**Short exercise**
Count lines with "color" in them. Report only the total.

------------

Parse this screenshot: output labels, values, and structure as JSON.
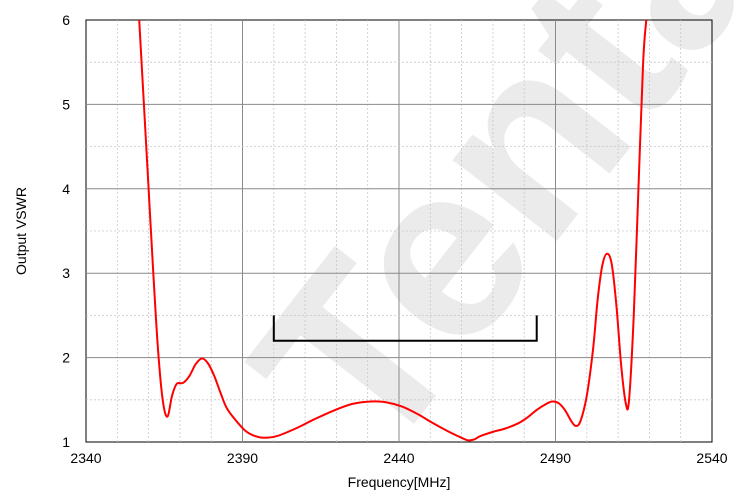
{
  "chart_data": {
    "type": "line",
    "title": "",
    "xlabel": "Frequency[MHz]",
    "ylabel": "Output VSWR",
    "xlim": [
      2340,
      2540
    ],
    "ylim": [
      1,
      6
    ],
    "xticks": [
      2340,
      2390,
      2440,
      2490,
      2540
    ],
    "yticks": [
      1,
      2,
      3,
      4,
      5,
      6
    ],
    "x_minor_step": 10,
    "y_minor_step": 0.5,
    "grid": true,
    "legend": "none",
    "series": [
      {
        "color": "#ff0000",
        "points": [
          [
            2357.0,
            6.0
          ],
          [
            2358.5,
            5.0
          ],
          [
            2360.0,
            4.0
          ],
          [
            2361.5,
            3.0
          ],
          [
            2363.0,
            2.1
          ],
          [
            2364.5,
            1.5
          ],
          [
            2366.0,
            1.3
          ],
          [
            2367.5,
            1.55
          ],
          [
            2369.0,
            1.69
          ],
          [
            2371.0,
            1.7
          ],
          [
            2373.0,
            1.78
          ],
          [
            2375.0,
            1.92
          ],
          [
            2377.0,
            1.99
          ],
          [
            2379.0,
            1.93
          ],
          [
            2381.0,
            1.78
          ],
          [
            2383.0,
            1.58
          ],
          [
            2385.0,
            1.4
          ],
          [
            2388.0,
            1.25
          ],
          [
            2391.0,
            1.13
          ],
          [
            2394.0,
            1.07
          ],
          [
            2397.0,
            1.05
          ],
          [
            2401.0,
            1.07
          ],
          [
            2407.0,
            1.16
          ],
          [
            2413.0,
            1.27
          ],
          [
            2419.0,
            1.37
          ],
          [
            2425.0,
            1.45
          ],
          [
            2431.0,
            1.48
          ],
          [
            2436.0,
            1.47
          ],
          [
            2441.0,
            1.42
          ],
          [
            2446.0,
            1.33
          ],
          [
            2451.0,
            1.22
          ],
          [
            2456.0,
            1.12
          ],
          [
            2460.0,
            1.05
          ],
          [
            2462.0,
            1.02
          ],
          [
            2464.0,
            1.03
          ],
          [
            2466.0,
            1.07
          ],
          [
            2470.0,
            1.12
          ],
          [
            2474.0,
            1.16
          ],
          [
            2478.0,
            1.22
          ],
          [
            2481.0,
            1.29
          ],
          [
            2484.0,
            1.38
          ],
          [
            2487.0,
            1.45
          ],
          [
            2489.0,
            1.48
          ],
          [
            2491.0,
            1.46
          ],
          [
            2493.0,
            1.38
          ],
          [
            2495.0,
            1.25
          ],
          [
            2496.5,
            1.19
          ],
          [
            2498.0,
            1.25
          ],
          [
            2500.0,
            1.55
          ],
          [
            2502.0,
            2.1
          ],
          [
            2503.5,
            2.7
          ],
          [
            2505.0,
            3.1
          ],
          [
            2506.5,
            3.23
          ],
          [
            2508.0,
            3.1
          ],
          [
            2509.5,
            2.6
          ],
          [
            2511.0,
            1.9
          ],
          [
            2512.5,
            1.45
          ],
          [
            2513.5,
            1.5
          ],
          [
            2515.0,
            2.5
          ],
          [
            2516.5,
            4.0
          ],
          [
            2518.0,
            5.5
          ],
          [
            2519.0,
            6.0
          ]
        ]
      }
    ],
    "annotations": [
      {
        "type": "bracket",
        "x1": 2400,
        "x2": 2484,
        "y_top": 2.5,
        "y_bottom": 2.2,
        "color": "#000000"
      }
    ]
  },
  "watermark": {
    "text": "Tentativ",
    "color": "#dcdcdc"
  }
}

------------

**Answer to this exercise**
3